===== Records shown =====

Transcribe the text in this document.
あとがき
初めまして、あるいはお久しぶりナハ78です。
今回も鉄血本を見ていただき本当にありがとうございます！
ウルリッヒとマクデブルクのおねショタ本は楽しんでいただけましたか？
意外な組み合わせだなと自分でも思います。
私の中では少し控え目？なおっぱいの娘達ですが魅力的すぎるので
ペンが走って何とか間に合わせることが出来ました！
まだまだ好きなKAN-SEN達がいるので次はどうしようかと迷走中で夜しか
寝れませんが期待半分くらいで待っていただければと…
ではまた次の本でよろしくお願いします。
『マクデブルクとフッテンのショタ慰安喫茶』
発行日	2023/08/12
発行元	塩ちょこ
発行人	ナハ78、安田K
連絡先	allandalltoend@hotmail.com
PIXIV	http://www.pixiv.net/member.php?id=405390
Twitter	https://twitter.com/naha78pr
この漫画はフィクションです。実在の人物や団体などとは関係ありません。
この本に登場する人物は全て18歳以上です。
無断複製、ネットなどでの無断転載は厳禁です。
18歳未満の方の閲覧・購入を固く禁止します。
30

=====

* What to produce:
Write the entire listing out again, word for word.

* Answer:
Transcribe the text in this document.
あとがき
初めまして、あるいはお久しぶりナハ78です。
今回も鉄血本を見ていただき本当にありがとうございます！
ウルリッヒとマクデブルクのおねショタ本は楽しんでいただけましたか？
意外な組み合わせだなと自分でも思います。
私の中では少し控え目？なおっぱいの娘達ですが魅力的すぎるので
ペンが走って何とか間に合わせることが出来ました！
まだまだ好きなKAN-SEN達がいるので次はどうしようかと迷走中で夜しか
寝れませんが期待半分くらいで待っていただければと…
ではまた次の本でよろしくお願いします。
『マクデブルクとフッテンのショタ慰安喫茶』
発行日	2023/08/12
発行元	塩ちょこ
発行人	ナハ78、安田K
連絡先	allandalltoend@hotmail.com
PIXIV	http://www.pixiv.net/member.php?id=405390
Twitter	https://twitter.com/naha78pr
この漫画はフィクションです。実在の人物や団体などとは関係ありません。
この本に登場する人物は全て18歳以上です。
無断複製、ネットなどでの無断転載は厳禁です。
18歳未満の方の閲覧・購入を固く禁止します。
30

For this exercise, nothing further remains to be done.